-- start of EXTRACTED RECORDS --
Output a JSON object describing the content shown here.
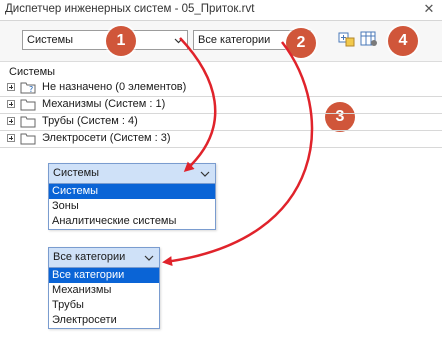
{
  "window": {
    "title": "Диспетчер инженерных систем - 05_Приток.rvt",
    "close_glyph": "✕"
  },
  "toolbar": {
    "systems_combo_value": "Системы",
    "categories_combo_value": "Все категории"
  },
  "tree": {
    "header": "Системы",
    "rows": [
      {
        "label": "Не назначено (0 элементов)",
        "icon": "unassigned-folder-icon"
      },
      {
        "label": "Механизмы (Систем : 1)",
        "icon": "folder-icon"
      },
      {
        "label": "Трубы (Систем : 4)",
        "icon": "folder-icon"
      },
      {
        "label": "Электросети (Систем : 3)",
        "icon": "folder-icon"
      }
    ]
  },
  "systems_dropdown": {
    "selected": "Системы",
    "options": [
      "Системы",
      "Зоны",
      "Аналитические системы"
    ]
  },
  "categories_dropdown": {
    "selected": "Все категории",
    "options": [
      "Все категории",
      "Механизмы",
      "Трубы",
      "Электросети"
    ]
  },
  "callouts": [
    "1",
    "2",
    "3",
    "4"
  ],
  "colors": {
    "callout": "#d0563a",
    "arrow": "#e0232b",
    "selection": "#0a64d6"
  }
}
-- end of EXTRACTED RECORDS --
- **WRITTEN REQUEST**
Repeat all the data as it stands, dropping any images it holds.

- **OUTPUT**
Output a JSON object describing the content shown here.
{
  "window": {
    "title": "Диспетчер инженерных систем - 05_Приток.rvt",
    "close_glyph": "✕"
  },
  "toolbar": {
    "systems_combo_value": "Системы",
    "categories_combo_value": "Все категории"
  },
  "tree": {
    "header": "Системы",
    "rows": [
      {
        "label": "Не назначено (0 элементов)",
        "icon": "unassigned-folder-icon"
      },
      {
        "label": "Механизмы (Систем : 1)",
        "icon": "folder-icon"
      },
      {
        "label": "Трубы (Систем : 4)",
        "icon": "folder-icon"
      },
      {
        "label": "Электросети (Систем : 3)",
        "icon": "folder-icon"
      }
    ]
  },
  "systems_dropdown": {
    "selected": "Системы",
    "options": [
      "Системы",
      "Зоны",
      "Аналитические системы"
    ]
  },
  "categories_dropdown": {
    "selected": "Все категории",
    "options": [
      "Все категории",
      "Механизмы",
      "Трубы",
      "Электросети"
    ]
  },
  "callouts": [
    "1",
    "2",
    "3",
    "4"
  ],
  "colors": {
    "callout": "#d0563a",
    "arrow": "#e0232b",
    "selection": "#0a64d6"
  }
}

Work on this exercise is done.